Records provided
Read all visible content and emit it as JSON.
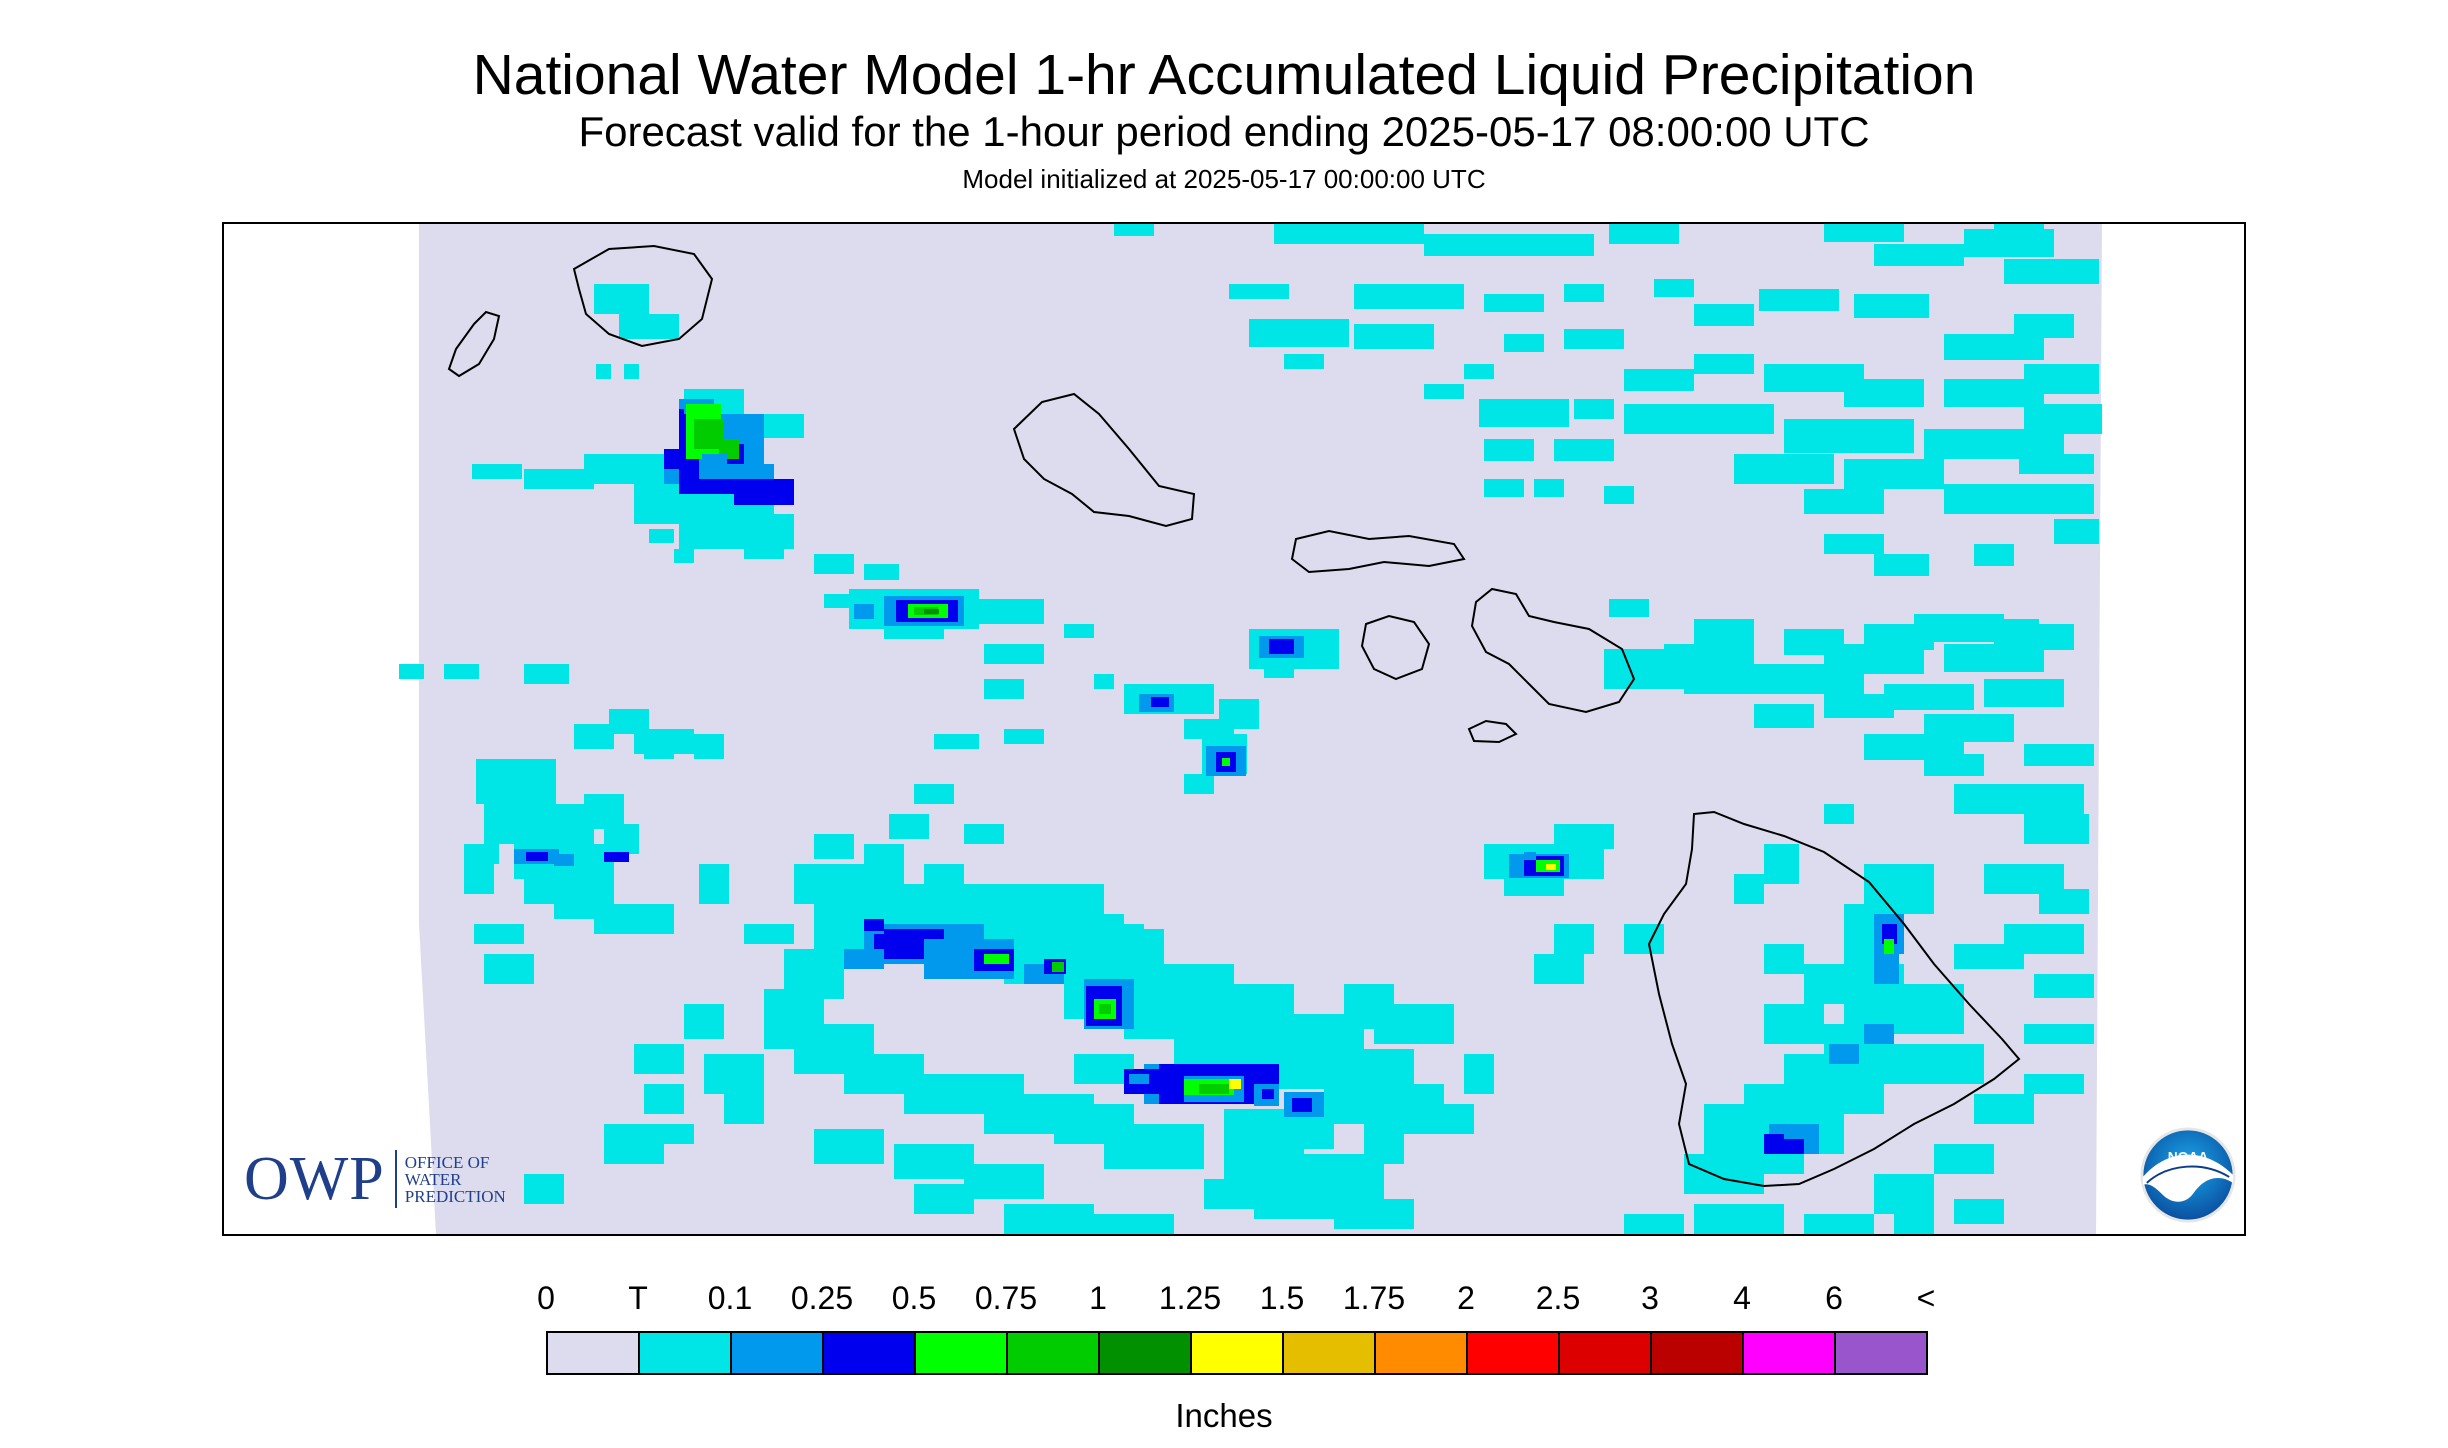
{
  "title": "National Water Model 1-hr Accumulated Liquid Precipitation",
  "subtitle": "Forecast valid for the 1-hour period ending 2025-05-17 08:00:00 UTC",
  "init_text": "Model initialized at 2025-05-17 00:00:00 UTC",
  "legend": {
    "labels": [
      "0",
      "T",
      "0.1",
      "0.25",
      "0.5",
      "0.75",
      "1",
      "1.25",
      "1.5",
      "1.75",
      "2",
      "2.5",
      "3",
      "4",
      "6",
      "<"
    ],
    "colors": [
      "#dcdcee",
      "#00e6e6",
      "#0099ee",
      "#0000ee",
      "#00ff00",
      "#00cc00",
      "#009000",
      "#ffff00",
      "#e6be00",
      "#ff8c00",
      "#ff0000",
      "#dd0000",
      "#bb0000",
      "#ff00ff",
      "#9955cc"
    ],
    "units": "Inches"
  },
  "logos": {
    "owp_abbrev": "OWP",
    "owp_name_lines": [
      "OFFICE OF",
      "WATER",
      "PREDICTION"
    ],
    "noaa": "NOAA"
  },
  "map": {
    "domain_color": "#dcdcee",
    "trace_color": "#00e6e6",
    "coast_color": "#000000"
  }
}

Written problem
List all lines above in which the string "Model" appears.

Answer for this exercise
  "title": "National Water Model 1-hr Accumulated Liquid Precipitation",
  "init_text": "Model initialized at 2025-05-17 00:00:00 UTC",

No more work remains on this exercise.